DA SVOLGERE 1: Nel testo sul LucchiMeter, in quale unità di misura è espresso il valore Lucchi che accompagna ogni pezzo di legno?
DA SVOLGERE 2: Cita dal testo sul LucchiMeter il passo che comincia con le parole "03 · Costruttori" e si chiude con "qualità acustica potenziale.".

03 · Costruttori di chitarre
Top, fondi e manici per la chitarra acustica
Negli ultimi vent'anni il LucchiMeter è diventato uno strumento di routine anche nelle botteghe dei costruttori di chitarre, sia per la chitarra classica sia per l'acustica. Si applica al top in abete o cedro, alle catene, al fondo in palissandro, mogano o acero, e al manico in mogano o acero. Il principio è lo stesso del violino: la velocità del suono lungo le fibre è un indicatore oggettivo di omogeneità del legno e di qualità acustica potenziale.
04 · Selezione del legno
Scelta e commercio del legno di risonanza
Per i commercianti di legno musicale e per i depositi che riforniscono botteghe di liutai e archettai in tutto il mondo, il valore Lucchi è il parametro numerico con cui si scrivono i listini. Ogni pezzo viene misurato e accompagnato dal suo valore Lucchi in m/sec — un linguaggio comune e oggettivo che permette di scambiare informazioni precise senza necessità di vedere fisicamente il legno.

ESTRATTO DATI:
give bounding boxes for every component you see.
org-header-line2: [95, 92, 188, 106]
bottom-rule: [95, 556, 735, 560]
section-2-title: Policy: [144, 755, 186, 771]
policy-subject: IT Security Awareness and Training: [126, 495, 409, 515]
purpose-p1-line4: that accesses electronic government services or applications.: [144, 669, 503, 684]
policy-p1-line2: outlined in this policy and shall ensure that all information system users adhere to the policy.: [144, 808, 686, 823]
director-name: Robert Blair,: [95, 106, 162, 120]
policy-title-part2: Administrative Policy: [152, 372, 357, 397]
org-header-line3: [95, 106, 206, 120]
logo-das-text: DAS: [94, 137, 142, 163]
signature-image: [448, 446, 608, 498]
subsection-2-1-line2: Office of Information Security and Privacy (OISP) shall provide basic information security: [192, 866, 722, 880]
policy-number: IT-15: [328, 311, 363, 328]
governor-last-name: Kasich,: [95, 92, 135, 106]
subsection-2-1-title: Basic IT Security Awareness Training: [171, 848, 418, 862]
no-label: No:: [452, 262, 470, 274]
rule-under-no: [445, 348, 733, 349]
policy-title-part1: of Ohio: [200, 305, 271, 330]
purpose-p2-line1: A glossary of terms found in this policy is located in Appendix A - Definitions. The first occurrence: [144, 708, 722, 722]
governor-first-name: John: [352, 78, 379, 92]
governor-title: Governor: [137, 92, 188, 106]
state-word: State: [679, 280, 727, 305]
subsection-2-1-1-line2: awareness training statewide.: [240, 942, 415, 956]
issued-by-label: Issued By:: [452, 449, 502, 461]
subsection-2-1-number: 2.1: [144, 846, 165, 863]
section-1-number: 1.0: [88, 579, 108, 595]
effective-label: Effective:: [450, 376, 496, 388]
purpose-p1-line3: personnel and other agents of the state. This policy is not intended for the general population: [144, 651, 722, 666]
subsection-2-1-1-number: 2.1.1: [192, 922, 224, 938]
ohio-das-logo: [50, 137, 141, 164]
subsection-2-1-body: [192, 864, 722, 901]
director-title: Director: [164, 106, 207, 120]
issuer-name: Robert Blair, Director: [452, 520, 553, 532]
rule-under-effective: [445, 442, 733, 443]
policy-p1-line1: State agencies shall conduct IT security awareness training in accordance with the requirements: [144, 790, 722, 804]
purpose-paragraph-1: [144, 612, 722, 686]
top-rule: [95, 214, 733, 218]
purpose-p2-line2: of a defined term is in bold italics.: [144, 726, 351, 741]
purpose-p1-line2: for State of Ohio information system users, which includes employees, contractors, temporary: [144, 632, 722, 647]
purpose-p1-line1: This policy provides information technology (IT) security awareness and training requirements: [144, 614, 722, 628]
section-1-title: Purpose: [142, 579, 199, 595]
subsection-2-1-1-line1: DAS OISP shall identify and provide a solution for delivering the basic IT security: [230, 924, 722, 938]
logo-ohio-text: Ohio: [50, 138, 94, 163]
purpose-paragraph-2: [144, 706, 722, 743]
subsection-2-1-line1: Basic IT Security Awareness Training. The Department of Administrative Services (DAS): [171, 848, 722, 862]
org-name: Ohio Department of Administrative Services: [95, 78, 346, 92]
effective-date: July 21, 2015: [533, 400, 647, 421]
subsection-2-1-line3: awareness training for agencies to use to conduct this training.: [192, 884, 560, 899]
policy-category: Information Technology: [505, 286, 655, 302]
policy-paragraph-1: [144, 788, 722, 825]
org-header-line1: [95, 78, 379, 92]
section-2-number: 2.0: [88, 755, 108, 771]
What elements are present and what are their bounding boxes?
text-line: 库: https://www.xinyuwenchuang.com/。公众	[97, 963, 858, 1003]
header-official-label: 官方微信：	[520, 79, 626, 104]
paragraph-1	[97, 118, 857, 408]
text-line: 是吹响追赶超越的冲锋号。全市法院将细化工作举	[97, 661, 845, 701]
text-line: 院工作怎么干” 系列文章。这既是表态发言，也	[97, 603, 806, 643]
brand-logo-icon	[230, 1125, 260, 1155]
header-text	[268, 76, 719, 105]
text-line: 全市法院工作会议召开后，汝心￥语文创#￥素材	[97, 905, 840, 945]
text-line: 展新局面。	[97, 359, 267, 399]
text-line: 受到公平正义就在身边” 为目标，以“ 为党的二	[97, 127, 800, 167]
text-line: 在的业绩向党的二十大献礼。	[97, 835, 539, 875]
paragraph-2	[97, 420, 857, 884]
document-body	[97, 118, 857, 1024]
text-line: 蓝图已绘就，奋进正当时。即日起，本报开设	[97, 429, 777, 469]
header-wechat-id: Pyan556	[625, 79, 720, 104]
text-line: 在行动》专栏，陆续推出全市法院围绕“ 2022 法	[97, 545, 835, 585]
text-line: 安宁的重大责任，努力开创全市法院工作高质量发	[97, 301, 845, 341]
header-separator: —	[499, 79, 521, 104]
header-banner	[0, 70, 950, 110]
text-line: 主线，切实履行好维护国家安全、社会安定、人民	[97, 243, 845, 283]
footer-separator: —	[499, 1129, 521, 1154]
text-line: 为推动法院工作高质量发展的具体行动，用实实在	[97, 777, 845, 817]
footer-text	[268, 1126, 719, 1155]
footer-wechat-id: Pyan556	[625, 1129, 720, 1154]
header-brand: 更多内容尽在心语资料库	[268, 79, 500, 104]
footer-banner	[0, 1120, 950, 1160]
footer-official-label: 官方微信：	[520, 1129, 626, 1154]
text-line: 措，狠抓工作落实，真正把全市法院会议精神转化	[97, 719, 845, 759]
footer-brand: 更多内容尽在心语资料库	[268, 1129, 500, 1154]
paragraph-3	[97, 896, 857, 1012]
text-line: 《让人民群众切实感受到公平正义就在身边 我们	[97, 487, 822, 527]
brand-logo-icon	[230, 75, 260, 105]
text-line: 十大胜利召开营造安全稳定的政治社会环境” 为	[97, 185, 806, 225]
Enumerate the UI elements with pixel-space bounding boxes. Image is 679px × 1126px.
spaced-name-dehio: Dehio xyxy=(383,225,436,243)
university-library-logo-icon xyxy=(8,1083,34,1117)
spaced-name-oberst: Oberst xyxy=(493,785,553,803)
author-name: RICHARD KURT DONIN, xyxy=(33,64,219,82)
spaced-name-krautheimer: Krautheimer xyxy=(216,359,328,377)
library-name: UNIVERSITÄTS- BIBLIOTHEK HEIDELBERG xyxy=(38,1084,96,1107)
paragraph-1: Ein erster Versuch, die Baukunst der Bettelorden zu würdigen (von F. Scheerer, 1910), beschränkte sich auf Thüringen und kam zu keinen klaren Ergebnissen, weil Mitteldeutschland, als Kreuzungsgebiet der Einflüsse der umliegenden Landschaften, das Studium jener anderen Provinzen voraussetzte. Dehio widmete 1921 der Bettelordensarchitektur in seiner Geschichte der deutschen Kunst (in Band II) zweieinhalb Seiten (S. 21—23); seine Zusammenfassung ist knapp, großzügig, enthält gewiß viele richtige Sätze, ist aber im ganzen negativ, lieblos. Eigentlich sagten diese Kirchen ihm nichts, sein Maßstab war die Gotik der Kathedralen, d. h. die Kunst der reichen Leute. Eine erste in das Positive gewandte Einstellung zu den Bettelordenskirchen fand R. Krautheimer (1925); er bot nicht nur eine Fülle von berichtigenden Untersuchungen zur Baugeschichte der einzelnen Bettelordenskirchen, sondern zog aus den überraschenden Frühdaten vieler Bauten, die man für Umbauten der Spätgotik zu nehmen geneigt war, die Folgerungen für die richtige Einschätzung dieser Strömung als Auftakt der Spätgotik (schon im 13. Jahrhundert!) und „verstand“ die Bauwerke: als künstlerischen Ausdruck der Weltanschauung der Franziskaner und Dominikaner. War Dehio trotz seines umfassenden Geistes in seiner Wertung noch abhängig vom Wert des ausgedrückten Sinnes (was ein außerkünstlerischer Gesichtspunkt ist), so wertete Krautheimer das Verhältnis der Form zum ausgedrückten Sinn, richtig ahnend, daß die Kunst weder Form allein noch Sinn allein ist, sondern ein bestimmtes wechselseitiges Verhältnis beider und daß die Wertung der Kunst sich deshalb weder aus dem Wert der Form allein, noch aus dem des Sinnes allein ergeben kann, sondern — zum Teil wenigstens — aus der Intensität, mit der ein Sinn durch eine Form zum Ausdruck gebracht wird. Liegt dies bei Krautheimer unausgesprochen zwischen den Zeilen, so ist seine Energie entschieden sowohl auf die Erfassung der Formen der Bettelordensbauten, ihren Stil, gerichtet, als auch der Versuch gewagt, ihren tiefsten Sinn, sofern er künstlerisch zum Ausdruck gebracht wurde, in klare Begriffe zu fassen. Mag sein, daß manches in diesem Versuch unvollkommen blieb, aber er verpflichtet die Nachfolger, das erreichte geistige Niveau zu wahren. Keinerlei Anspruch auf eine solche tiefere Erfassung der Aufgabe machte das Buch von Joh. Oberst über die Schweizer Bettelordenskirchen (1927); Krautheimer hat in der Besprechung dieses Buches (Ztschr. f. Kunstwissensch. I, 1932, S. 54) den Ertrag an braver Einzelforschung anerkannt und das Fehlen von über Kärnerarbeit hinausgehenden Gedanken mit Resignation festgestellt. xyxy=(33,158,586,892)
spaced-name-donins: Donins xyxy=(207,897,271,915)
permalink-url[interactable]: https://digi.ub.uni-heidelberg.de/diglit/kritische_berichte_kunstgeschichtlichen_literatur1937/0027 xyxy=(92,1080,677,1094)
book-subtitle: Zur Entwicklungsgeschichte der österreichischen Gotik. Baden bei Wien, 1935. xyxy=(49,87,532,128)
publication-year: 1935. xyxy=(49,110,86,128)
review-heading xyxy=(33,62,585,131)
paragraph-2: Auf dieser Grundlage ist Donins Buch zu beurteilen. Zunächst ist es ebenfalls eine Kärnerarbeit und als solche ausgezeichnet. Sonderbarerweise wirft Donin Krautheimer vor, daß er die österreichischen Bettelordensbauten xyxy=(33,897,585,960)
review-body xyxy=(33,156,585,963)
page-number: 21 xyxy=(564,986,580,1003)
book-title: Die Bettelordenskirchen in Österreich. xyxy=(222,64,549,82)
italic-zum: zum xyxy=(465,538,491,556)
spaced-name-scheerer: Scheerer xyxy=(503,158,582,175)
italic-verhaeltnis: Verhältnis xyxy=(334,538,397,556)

RISPOSTA 1: In m/sec.

RISPOSTA 2:
03 · Costruttori di chitarre
Top, fondi e manici per la chitarra acustica
Negli ultimi vent'anni il LucchiMeter è diventato uno strumento di routine anche nelle botteghe dei costruttori di chitarre, sia per la chitarra classica sia per l'acustica. Si applica al top in abete o cedro, alle catene, al fondo in palissandro, mogano o acero, e al manico in mogano o acero. Il principio è lo stesso del violino: la velocità del suono lungo le fibre è un indicatore oggettivo di omogeneità del legno e di qualità acustica potenziale.